What you should do ->
Begin at the line that contains "Transcribe the text in this document." and reproduce it along with every line after it to the end of the listing; skip any pictures.

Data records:

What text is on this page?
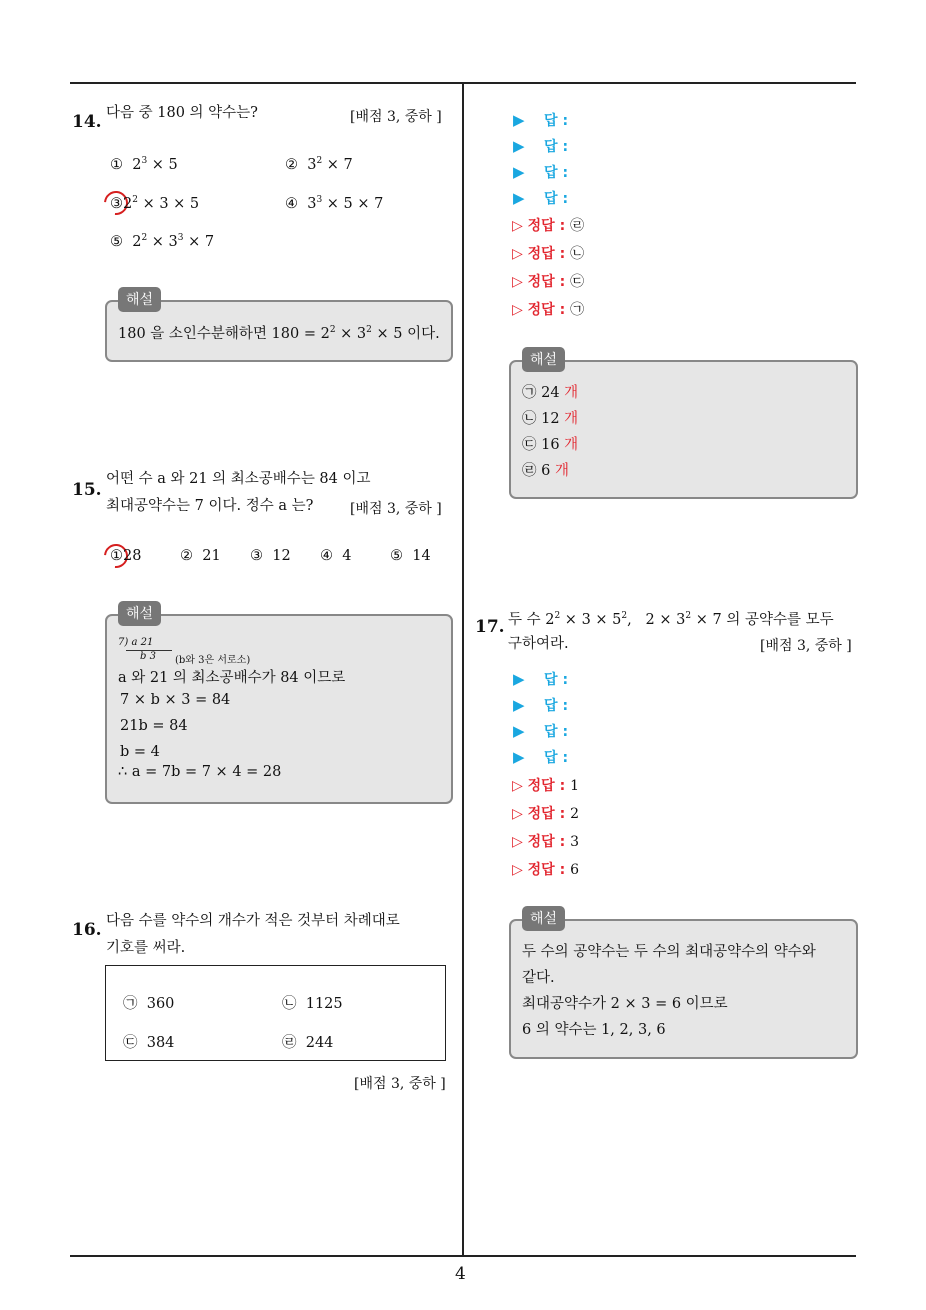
4
14. 다음 중 180 의 약수는?	[배점 3, 중하 ]
①  $2^3 \times 5$	②  $3^2 \times 7$
$③2^2 \times 3 \times 5$	④  $3^3 \times 5 \times 7$
⑤  $2^2 \times 3^3 \times 7$
해설
180 을 소인수분해하면 $180 = 2^2 \times 3^2 \times 5$ 이다.
15.
어떤 수 a 와 21 의 최소공배수는 84 이고
최대공약수는 7 이다. 정수 a 는?	[배점 3, 중하 ]
①28	② 21 ③ 12 ④ 4	⑤ 14
해설
7) a 21
b 3 (b와 3은 서로소)
a 와 21 의 최소공배수가 84 이므로
7 × b × 3 = 84
21b = 84
b = 4
∴ a = 7b = 7 × 4 = 28
16. 다음 수를 약수의 개수가 적은 것부터 차례대로
기호를 써라.
㉠ 360	㉡ 1125
㉢ 384	㉣ 244
[배점 3, 중하 ]
▶ 답 :
▶ 답 :
▶ 답 :
▶ 답 :
▷ 정답 : ㉣
▷ 정답 : ㉡
▷ 정답 : ㉢
▷ 정답 : ㉠
해설
㉠ 24 개
㉡ 12 개
㉢ 16 개
㉣ 6 개
17. 두 수 $2^2 \times 3 \times 5^2$,   $2 \times 3^2 \times 7$ 의 공약수를 모두
구하여라.	[배점 3, 중하 ]
▶ 답 :
▶ 답 :
▶ 답 :
▶ 답 :
▷ 정답 : 1
▷ 정답 : 2
▷ 정답 : 3
▷ 정답 : 6
해설
두 수의 공약수는 두 수의 최대공약수의 약수와
같다.
최대공약수가 2 × 3 = 6 이므로
6 의 약수는 1, 2, 3, 6
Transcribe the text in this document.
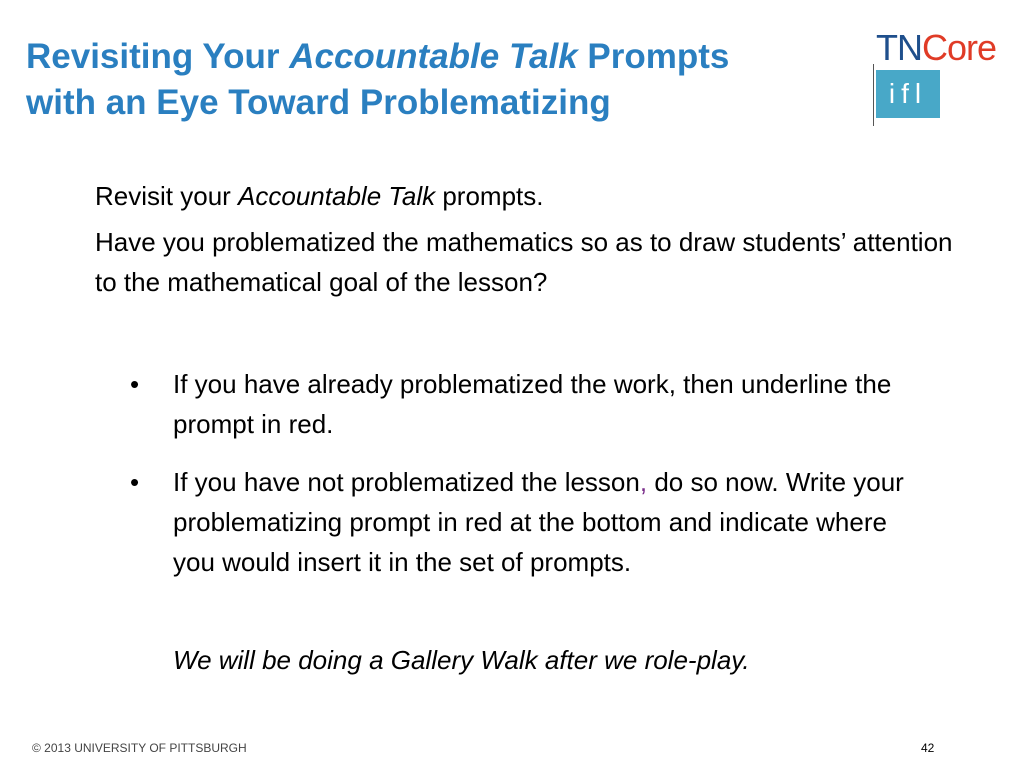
Revisiting Your Accountable Talk Prompts
with an Eye Toward Problematizing
TNCore
ifl

Revisit your Accountable Talk prompts.

Have you problematized the mathematics so as to draw students’ attention to the mathematical goal of the lesson?

• If you have already problematized the work, then underline the prompt in red.
• If you have not problematized the lesson, do so now. Write your problematizing prompt in red at the bottom and indicate where you would insert it in the set of prompts.

We will be doing a Gallery Walk after we role-play.

© 2013 UNIVERSITY OF PITTSBURGH	42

Answer to this problem ->
Transcribe the text in this document.
Revisiting Your Accountable Talk Prompts
with an Eye Toward Problematizing
TNCore
ifl

Revisit your Accountable Talk prompts.

Have you problematized the mathematics so as to draw students’ attention to the mathematical goal of the lesson?

• If you have already problematized the work, then underline the prompt in red.
• If you have not problematized the lesson, do so now. Write your problematizing prompt in red at the bottom and indicate where you would insert it in the set of prompts.

We will be doing a Gallery Walk after we role-play.

© 2013 UNIVERSITY OF PITTSBURGH	42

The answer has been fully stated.